> PROBLEM DETAILS
Reproduce all the entries exactly and keep the pictures out.

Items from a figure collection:

BEGIN

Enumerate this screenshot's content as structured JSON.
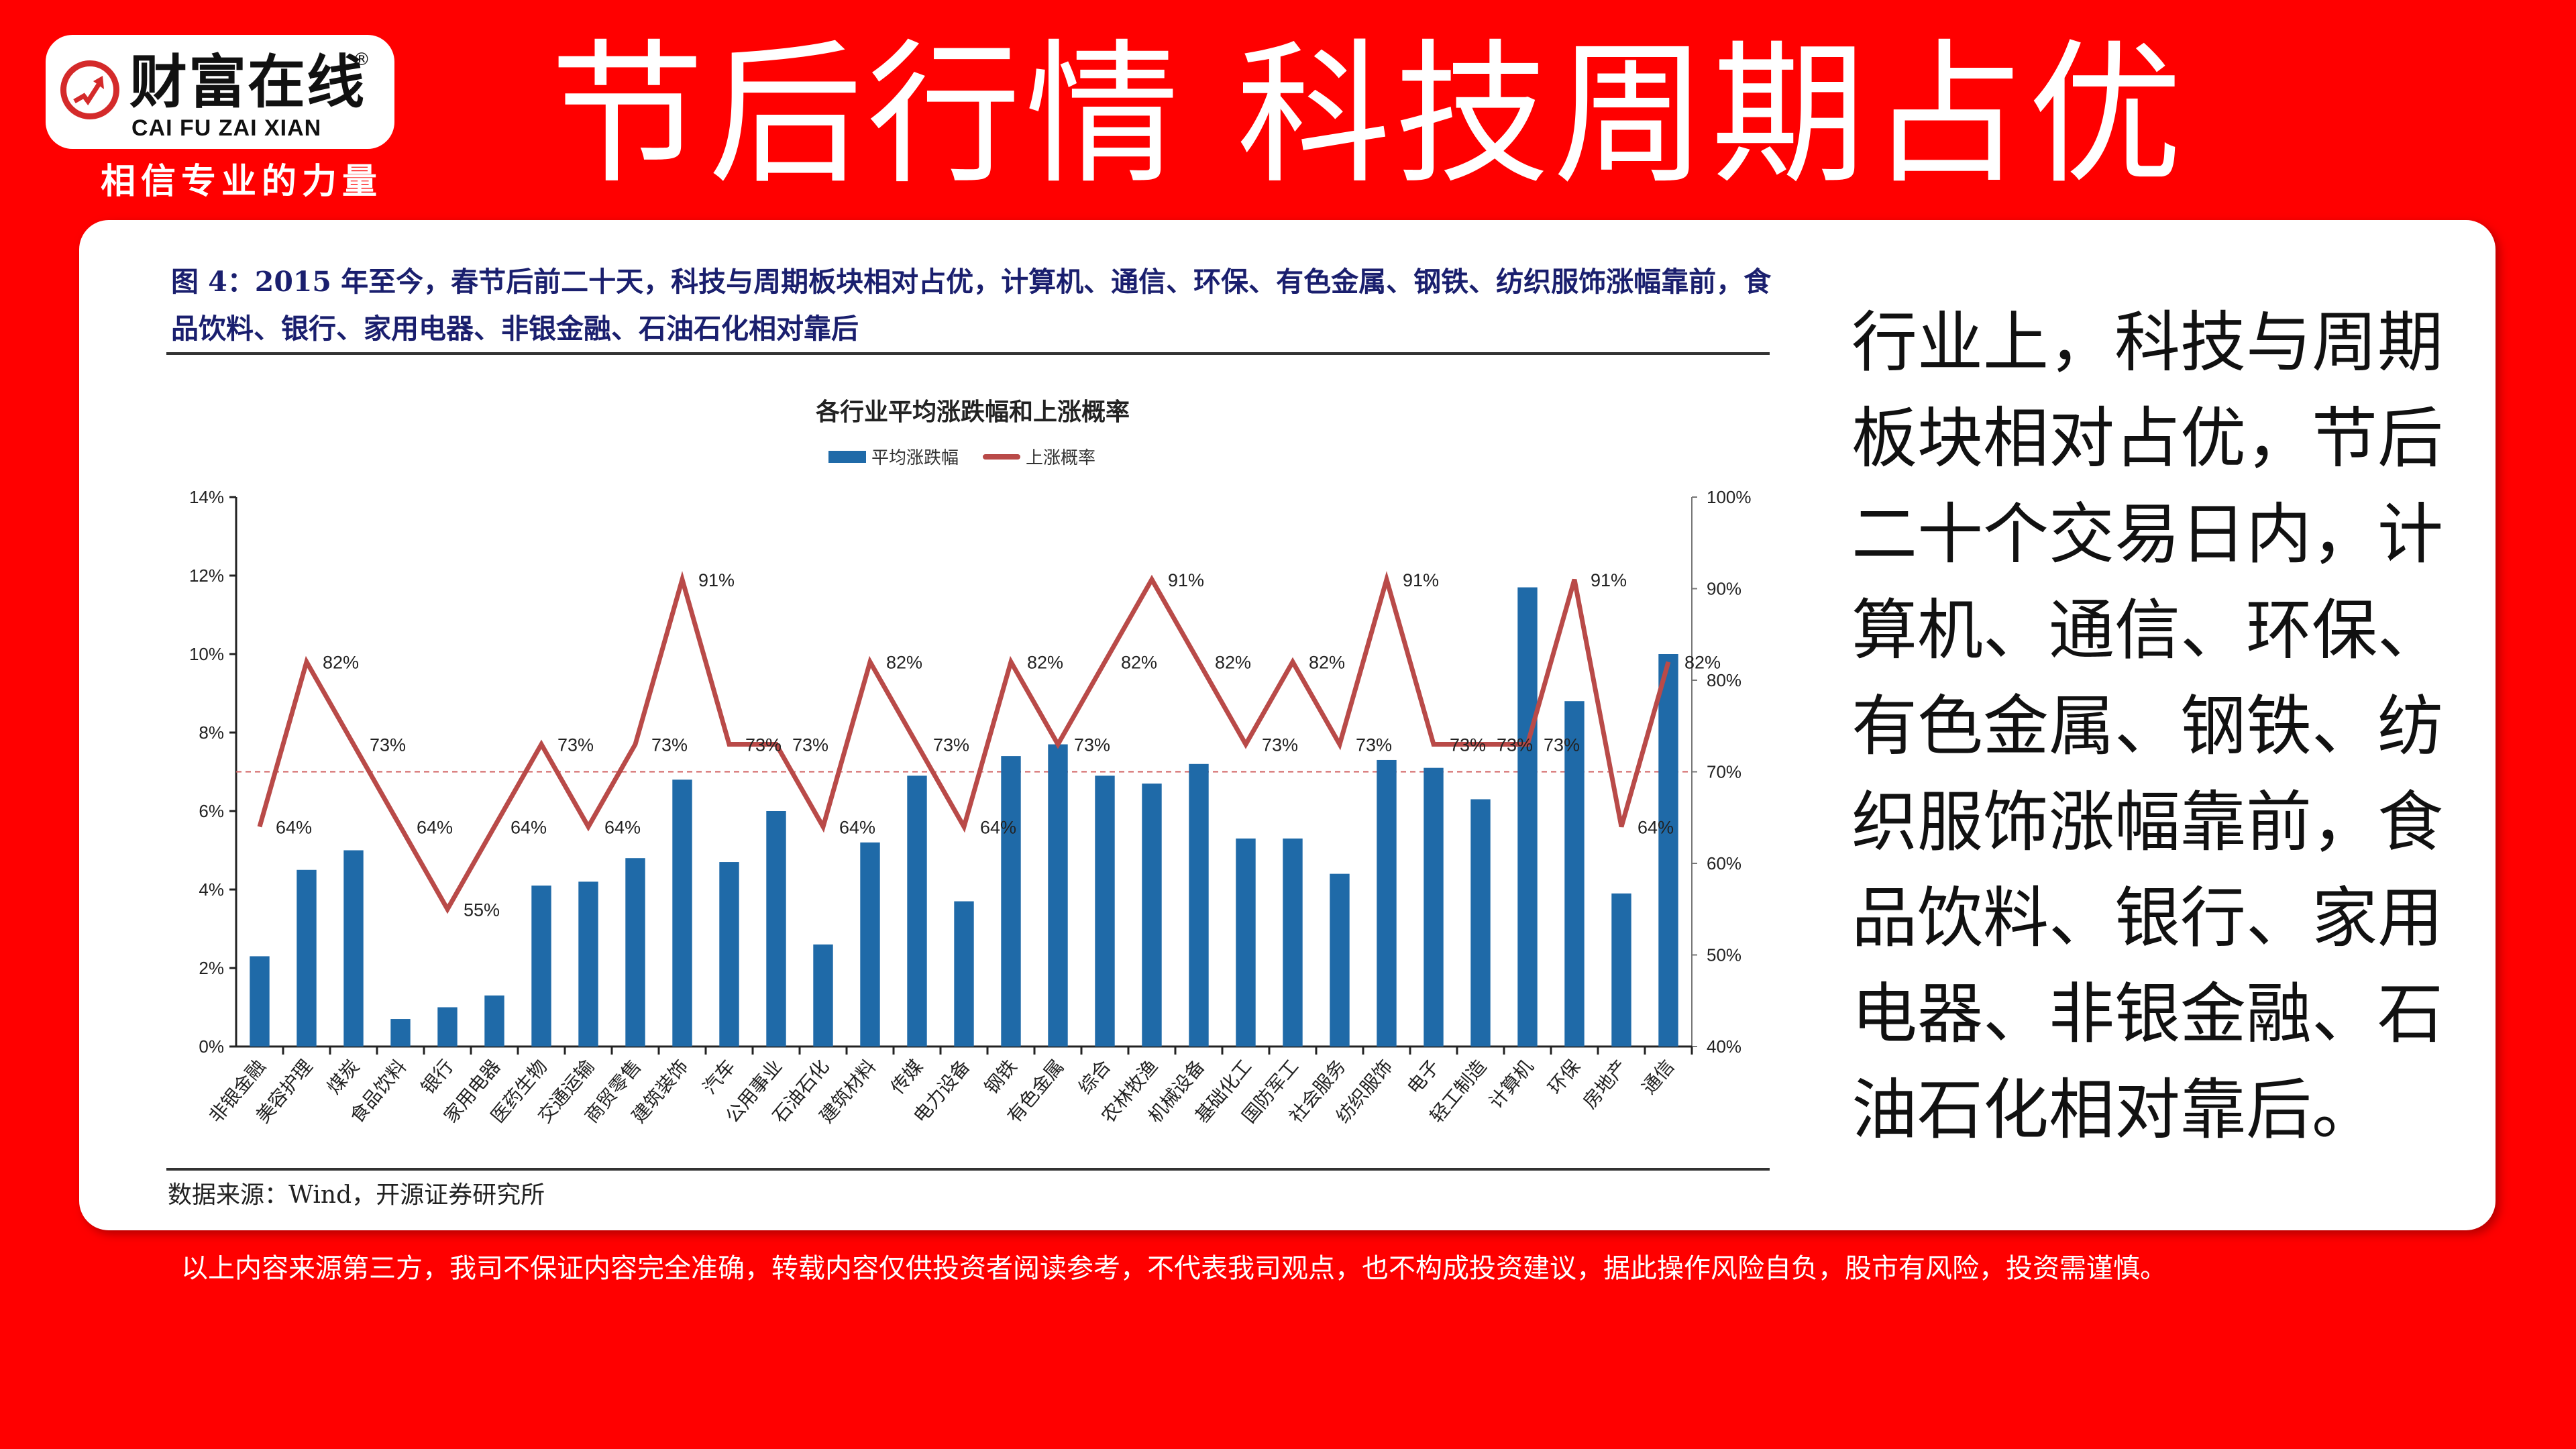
{
  "brand": {
    "name_cn": "财富在线",
    "registered": "®",
    "name_en": "CAI FU ZAI XIAN",
    "slogan": "相信专业的力量",
    "icon": "rising-arrow-circle-icon",
    "accent_color": "#d42a2a"
  },
  "headline": "节后行情 科技周期占优",
  "figure": {
    "caption": "图 4：2015 年至今，春节后前二十天，科技与周期板块相对占优，计算机、通信、环保、有色金属、钢铁、纺织服饰涨幅靠前，食品饮料、银行、家用电器、非银金融、石油石化相对靠后",
    "source": "数据来源：Wind，开源证券研究所"
  },
  "body_text": "行业上，科技与周期板块相对占优，节后二十个交易日内，计算机、通信、环保、有色金属、钢铁、纺织服饰涨幅靠前，食品饮料、银行、家用电器、非银金融、石油石化相对靠后。",
  "disclaimer": "以上内容来源第三方，我司不保证内容完全准确，转载内容仅供投资者阅读参考，不代表我司观点，也不构成投资建议，据此操作风险自负，股市有风险，投资需谨慎。",
  "colors": {
    "background": "#ff0000",
    "bar": "#1f6aa8",
    "line": "#b94a48",
    "caption": "#1a1f6e"
  },
  "chart_data": {
    "type": "bar",
    "title": "各行业平均涨跌幅和上涨概率",
    "legend": [
      "平均涨跌幅",
      "上涨概率"
    ],
    "legend_position": "top",
    "xlabel": "",
    "ylabel": "",
    "ylim": [
      0,
      14
    ],
    "y_ticks": [
      "0%",
      "2%",
      "4%",
      "6%",
      "8%",
      "10%",
      "12%",
      "14%"
    ],
    "y2lim": [
      40,
      100
    ],
    "y2_ticks": [
      "40%",
      "50%",
      "60%",
      "70%",
      "80%",
      "90%",
      "100%"
    ],
    "reference_line": {
      "axis": "y2",
      "value": 70,
      "style": "dashed"
    },
    "grid": false,
    "categories": [
      "非银金融",
      "美容护理",
      "煤炭",
      "食品饮料",
      "银行",
      "家用电器",
      "医药生物",
      "交通运输",
      "商贸零售",
      "建筑装饰",
      "汽车",
      "公用事业",
      "石油石化",
      "建筑材料",
      "传媒",
      "电力设备",
      "钢铁",
      "有色金属",
      "综合",
      "农林牧渔",
      "机械设备",
      "基础化工",
      "国防军工",
      "社会服务",
      "纺织服饰",
      "电子",
      "轻工制造",
      "计算机",
      "环保",
      "房地产",
      "通信"
    ],
    "series": [
      {
        "name": "平均涨跌幅",
        "type": "bar",
        "axis": "y",
        "unit": "%",
        "values": [
          2.3,
          4.5,
          5.0,
          0.7,
          1.0,
          1.3,
          4.1,
          4.2,
          4.8,
          6.8,
          4.7,
          6.0,
          2.6,
          5.2,
          6.9,
          3.7,
          7.4,
          7.7,
          6.9,
          6.7,
          7.2,
          5.3,
          5.3,
          4.4,
          7.3,
          7.1,
          6.3,
          11.7,
          8.8,
          3.9,
          10.0
        ]
      },
      {
        "name": "上涨概率",
        "type": "line",
        "axis": "y2",
        "unit": "%",
        "values": [
          64,
          82,
          73,
          64,
          55,
          64,
          73,
          64,
          73,
          91,
          73,
          73,
          64,
          82,
          73,
          64,
          82,
          73,
          82,
          91,
          82,
          73,
          82,
          73,
          91,
          73,
          73,
          73,
          91,
          64,
          82
        ],
        "labels": [
          "64%",
          "82%",
          "73%",
          "64%",
          "55%",
          "64%",
          "73%",
          "64%",
          "73%",
          "91%",
          "73%",
          "73%",
          "64%",
          "82%",
          "73%",
          "64%",
          "82%",
          "73%",
          "82%",
          "91%",
          "82%",
          "73%",
          "82%",
          "73%",
          "91%",
          "73%",
          "73%",
          "73%",
          "91%",
          "64%",
          "82%"
        ]
      }
    ]
  }
}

END

> ANSWER TO THIS TASK
Enumerate this screenshot's content as structured JSON.
{
  "brand": {
    "name_cn": "财富在线",
    "registered": "®",
    "name_en": "CAI FU ZAI XIAN",
    "slogan": "相信专业的力量",
    "icon": "rising-arrow-circle-icon",
    "accent_color": "#d42a2a"
  },
  "headline": "节后行情 科技周期占优",
  "figure": {
    "caption": "图 4：2015 年至今，春节后前二十天，科技与周期板块相对占优，计算机、通信、环保、有色金属、钢铁、纺织服饰涨幅靠前，食品饮料、银行、家用电器、非银金融、石油石化相对靠后",
    "source": "数据来源：Wind，开源证券研究所"
  },
  "body_text": "行业上，科技与周期板块相对占优，节后二十个交易日内，计算机、通信、环保、有色金属、钢铁、纺织服饰涨幅靠前，食品饮料、银行、家用电器、非银金融、石油石化相对靠后。",
  "disclaimer": "以上内容来源第三方，我司不保证内容完全准确，转载内容仅供投资者阅读参考，不代表我司观点，也不构成投资建议，据此操作风险自负，股市有风险，投资需谨慎。",
  "colors": {
    "background": "#ff0000",
    "bar": "#1f6aa8",
    "line": "#b94a48",
    "caption": "#1a1f6e"
  },
  "chart_data": {
    "type": "bar",
    "title": "各行业平均涨跌幅和上涨概率",
    "legend": [
      "平均涨跌幅",
      "上涨概率"
    ],
    "legend_position": "top",
    "xlabel": "",
    "ylabel": "",
    "ylim": [
      0,
      14
    ],
    "y_ticks": [
      "0%",
      "2%",
      "4%",
      "6%",
      "8%",
      "10%",
      "12%",
      "14%"
    ],
    "y2lim": [
      40,
      100
    ],
    "y2_ticks": [
      "40%",
      "50%",
      "60%",
      "70%",
      "80%",
      "90%",
      "100%"
    ],
    "reference_line": {
      "axis": "y2",
      "value": 70,
      "style": "dashed"
    },
    "grid": false,
    "categories": [
      "非银金融",
      "美容护理",
      "煤炭",
      "食品饮料",
      "银行",
      "家用电器",
      "医药生物",
      "交通运输",
      "商贸零售",
      "建筑装饰",
      "汽车",
      "公用事业",
      "石油石化",
      "建筑材料",
      "传媒",
      "电力设备",
      "钢铁",
      "有色金属",
      "综合",
      "农林牧渔",
      "机械设备",
      "基础化工",
      "国防军工",
      "社会服务",
      "纺织服饰",
      "电子",
      "轻工制造",
      "计算机",
      "环保",
      "房地产",
      "通信"
    ],
    "series": [
      {
        "name": "平均涨跌幅",
        "type": "bar",
        "axis": "y",
        "unit": "%",
        "values": [
          2.3,
          4.5,
          5.0,
          0.7,
          1.0,
          1.3,
          4.1,
          4.2,
          4.8,
          6.8,
          4.7,
          6.0,
          2.6,
          5.2,
          6.9,
          3.7,
          7.4,
          7.7,
          6.9,
          6.7,
          7.2,
          5.3,
          5.3,
          4.4,
          7.3,
          7.1,
          6.3,
          11.7,
          8.8,
          3.9,
          10.0
        ]
      },
      {
        "name": "上涨概率",
        "type": "line",
        "axis": "y2",
        "unit": "%",
        "values": [
          64,
          82,
          73,
          64,
          55,
          64,
          73,
          64,
          73,
          91,
          73,
          73,
          64,
          82,
          73,
          64,
          82,
          73,
          82,
          91,
          82,
          73,
          82,
          73,
          91,
          73,
          73,
          73,
          91,
          64,
          82
        ],
        "labels": [
          "64%",
          "82%",
          "73%",
          "64%",
          "55%",
          "64%",
          "73%",
          "64%",
          "73%",
          "91%",
          "73%",
          "73%",
          "64%",
          "82%",
          "73%",
          "64%",
          "82%",
          "73%",
          "82%",
          "91%",
          "82%",
          "73%",
          "82%",
          "73%",
          "91%",
          "73%",
          "73%",
          "73%",
          "91%",
          "64%",
          "82%"
        ]
      }
    ]
  }
}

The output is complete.